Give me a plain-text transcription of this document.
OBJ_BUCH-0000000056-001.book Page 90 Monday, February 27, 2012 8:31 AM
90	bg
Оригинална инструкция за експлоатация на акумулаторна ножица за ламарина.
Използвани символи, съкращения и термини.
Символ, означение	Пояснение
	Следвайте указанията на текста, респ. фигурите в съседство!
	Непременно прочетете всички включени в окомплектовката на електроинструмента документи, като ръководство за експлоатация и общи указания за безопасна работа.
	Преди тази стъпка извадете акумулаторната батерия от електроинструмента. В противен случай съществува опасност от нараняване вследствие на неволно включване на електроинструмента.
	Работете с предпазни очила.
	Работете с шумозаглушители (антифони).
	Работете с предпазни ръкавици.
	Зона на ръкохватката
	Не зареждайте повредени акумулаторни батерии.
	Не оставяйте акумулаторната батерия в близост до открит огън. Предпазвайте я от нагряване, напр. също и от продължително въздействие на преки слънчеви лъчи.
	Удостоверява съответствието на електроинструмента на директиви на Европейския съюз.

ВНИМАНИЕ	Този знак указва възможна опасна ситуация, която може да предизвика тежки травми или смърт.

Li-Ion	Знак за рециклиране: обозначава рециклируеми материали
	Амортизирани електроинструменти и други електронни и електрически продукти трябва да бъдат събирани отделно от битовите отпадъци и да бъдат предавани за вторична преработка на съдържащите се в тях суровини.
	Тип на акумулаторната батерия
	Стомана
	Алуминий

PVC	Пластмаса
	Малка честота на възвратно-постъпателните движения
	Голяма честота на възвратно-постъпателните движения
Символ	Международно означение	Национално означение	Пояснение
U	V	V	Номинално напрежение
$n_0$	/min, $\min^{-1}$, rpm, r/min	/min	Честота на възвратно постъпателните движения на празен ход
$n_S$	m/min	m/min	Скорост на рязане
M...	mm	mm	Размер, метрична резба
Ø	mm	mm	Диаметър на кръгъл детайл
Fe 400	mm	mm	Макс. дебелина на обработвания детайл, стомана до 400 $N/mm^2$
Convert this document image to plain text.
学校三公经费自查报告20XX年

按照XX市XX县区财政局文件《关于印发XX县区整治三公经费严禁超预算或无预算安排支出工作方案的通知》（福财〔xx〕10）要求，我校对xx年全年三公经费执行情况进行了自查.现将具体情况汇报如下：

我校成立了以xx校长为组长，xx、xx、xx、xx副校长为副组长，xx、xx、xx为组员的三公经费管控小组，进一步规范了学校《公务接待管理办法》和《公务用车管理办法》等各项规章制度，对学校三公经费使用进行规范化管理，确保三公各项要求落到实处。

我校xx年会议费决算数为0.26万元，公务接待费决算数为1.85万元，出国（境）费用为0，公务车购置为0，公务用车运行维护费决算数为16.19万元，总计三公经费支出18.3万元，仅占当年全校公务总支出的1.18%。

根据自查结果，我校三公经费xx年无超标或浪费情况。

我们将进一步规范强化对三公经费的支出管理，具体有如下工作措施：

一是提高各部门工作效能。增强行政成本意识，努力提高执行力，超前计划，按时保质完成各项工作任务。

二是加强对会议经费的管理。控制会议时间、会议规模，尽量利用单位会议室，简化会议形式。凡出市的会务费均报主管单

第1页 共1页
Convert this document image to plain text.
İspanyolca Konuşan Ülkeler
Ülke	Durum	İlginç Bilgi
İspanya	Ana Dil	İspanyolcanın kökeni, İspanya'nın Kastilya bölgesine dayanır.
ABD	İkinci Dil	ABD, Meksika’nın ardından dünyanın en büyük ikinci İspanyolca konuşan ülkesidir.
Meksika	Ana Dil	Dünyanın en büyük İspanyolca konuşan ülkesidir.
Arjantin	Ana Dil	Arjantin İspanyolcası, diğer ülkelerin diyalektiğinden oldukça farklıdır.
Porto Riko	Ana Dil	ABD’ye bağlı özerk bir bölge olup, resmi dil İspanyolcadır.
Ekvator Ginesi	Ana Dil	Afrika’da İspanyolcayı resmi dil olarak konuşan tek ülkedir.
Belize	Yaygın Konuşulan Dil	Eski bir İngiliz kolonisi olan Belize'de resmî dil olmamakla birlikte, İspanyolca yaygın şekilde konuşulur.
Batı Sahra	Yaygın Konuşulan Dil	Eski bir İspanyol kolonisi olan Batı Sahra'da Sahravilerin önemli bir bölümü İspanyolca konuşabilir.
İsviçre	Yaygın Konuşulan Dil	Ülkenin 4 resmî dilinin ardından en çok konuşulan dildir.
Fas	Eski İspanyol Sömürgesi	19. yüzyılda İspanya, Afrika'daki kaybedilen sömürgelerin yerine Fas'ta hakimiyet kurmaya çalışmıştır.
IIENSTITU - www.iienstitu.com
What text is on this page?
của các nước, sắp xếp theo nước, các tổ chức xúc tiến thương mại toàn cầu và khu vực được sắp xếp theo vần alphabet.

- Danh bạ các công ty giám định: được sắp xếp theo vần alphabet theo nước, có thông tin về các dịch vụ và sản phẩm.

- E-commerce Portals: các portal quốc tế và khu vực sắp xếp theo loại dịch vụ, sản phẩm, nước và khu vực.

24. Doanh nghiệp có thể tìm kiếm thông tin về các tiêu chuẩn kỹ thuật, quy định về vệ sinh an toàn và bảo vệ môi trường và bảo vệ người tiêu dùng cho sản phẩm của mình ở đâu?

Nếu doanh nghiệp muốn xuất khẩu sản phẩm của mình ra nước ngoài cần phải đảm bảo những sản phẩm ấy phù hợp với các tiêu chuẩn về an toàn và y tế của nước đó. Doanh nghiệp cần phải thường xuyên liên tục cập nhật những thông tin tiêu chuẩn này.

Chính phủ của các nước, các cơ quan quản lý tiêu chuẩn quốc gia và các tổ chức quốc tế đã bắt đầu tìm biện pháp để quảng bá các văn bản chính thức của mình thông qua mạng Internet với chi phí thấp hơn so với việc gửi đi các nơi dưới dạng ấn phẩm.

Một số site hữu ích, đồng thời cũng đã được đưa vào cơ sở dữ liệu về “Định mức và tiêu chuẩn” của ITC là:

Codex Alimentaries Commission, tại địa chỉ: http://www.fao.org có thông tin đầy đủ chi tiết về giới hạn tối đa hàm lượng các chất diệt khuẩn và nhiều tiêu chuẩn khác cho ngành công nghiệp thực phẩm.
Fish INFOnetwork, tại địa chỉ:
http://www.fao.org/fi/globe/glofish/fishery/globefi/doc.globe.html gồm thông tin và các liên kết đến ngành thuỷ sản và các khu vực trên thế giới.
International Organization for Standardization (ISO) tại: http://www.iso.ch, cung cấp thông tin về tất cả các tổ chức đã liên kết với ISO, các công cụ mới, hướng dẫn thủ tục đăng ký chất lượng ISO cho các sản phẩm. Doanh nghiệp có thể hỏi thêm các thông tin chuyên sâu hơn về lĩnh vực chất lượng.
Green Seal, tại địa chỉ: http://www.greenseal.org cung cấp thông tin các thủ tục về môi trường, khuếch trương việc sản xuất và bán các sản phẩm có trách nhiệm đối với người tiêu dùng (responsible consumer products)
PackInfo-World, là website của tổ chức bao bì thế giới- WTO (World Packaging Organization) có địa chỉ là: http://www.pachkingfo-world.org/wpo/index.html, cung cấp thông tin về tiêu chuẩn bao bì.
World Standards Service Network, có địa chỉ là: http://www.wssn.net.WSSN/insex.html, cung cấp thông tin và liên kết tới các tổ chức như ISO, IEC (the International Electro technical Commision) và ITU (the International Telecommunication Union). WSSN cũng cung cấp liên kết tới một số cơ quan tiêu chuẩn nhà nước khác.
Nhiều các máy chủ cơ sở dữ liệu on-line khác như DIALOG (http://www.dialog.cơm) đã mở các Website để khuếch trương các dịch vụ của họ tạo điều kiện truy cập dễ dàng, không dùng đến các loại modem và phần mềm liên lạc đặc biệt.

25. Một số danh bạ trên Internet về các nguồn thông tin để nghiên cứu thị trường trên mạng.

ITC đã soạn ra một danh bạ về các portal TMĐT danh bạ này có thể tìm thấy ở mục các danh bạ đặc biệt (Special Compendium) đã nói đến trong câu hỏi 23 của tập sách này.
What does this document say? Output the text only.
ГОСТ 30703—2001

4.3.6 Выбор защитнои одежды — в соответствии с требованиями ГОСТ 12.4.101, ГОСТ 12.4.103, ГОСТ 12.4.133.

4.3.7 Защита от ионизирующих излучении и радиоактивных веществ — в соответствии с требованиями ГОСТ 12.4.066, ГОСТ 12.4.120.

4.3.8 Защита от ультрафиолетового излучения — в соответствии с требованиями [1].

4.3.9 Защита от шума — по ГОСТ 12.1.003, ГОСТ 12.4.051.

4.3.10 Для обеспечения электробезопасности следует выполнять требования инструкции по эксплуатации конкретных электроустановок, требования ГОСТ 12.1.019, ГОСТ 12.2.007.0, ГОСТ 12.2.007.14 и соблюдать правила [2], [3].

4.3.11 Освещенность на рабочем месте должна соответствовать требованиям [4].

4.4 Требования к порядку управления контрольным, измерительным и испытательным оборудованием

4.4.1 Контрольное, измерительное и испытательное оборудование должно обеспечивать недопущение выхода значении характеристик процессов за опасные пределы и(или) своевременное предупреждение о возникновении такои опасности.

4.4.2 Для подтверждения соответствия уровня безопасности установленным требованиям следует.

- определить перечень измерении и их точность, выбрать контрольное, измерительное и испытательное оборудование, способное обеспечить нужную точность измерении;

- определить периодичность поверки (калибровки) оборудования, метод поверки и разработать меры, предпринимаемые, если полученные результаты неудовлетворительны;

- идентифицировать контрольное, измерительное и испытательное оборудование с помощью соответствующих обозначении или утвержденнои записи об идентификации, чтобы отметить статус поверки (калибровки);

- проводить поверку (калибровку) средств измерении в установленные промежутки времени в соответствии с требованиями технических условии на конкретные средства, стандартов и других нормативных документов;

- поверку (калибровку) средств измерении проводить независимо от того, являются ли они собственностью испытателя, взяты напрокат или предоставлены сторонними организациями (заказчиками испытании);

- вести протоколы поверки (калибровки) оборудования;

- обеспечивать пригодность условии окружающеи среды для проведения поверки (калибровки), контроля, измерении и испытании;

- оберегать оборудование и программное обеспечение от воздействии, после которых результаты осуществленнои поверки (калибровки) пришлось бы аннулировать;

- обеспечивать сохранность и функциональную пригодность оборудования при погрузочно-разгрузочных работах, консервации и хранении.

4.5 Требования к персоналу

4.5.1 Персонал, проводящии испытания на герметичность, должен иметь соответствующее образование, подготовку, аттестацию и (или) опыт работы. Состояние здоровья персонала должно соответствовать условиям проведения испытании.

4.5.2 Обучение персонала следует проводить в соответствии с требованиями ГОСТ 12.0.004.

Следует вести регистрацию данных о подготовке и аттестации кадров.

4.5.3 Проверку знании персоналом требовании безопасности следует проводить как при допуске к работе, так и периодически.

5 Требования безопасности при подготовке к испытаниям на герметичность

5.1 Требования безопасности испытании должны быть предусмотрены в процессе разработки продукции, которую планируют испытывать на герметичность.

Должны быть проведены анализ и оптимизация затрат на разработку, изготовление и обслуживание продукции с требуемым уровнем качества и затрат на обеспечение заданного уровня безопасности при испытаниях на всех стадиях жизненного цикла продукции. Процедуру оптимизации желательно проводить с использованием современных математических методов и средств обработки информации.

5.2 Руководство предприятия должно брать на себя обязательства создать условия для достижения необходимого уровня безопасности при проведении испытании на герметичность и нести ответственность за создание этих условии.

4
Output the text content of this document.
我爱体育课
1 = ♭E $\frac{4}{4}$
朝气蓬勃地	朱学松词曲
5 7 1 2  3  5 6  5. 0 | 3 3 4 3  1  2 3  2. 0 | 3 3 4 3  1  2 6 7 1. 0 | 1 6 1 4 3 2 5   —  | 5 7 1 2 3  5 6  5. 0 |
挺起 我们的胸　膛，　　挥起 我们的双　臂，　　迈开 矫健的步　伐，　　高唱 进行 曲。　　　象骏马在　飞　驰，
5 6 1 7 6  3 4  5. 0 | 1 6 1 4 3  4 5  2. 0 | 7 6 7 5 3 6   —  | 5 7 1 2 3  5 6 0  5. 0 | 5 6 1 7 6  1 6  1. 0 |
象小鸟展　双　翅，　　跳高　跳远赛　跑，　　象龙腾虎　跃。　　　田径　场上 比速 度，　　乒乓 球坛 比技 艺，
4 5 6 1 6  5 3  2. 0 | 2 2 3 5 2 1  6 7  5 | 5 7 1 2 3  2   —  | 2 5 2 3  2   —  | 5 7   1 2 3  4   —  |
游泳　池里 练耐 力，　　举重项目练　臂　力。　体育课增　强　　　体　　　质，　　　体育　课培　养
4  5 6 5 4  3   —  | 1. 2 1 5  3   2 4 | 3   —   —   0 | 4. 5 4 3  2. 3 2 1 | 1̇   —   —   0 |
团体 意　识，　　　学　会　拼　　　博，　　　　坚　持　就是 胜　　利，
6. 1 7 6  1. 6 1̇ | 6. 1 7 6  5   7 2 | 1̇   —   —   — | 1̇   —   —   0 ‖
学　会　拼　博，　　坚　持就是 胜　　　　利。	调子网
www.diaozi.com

WORK TO DO ▸ Look for "вести" and pull out every line that has it.

EXERCISE RESPONSE ▸
- вести протоколы поверки (калибровки) оборудования;
Следует вести регистрацию данных о подготовке и аттестации кадров.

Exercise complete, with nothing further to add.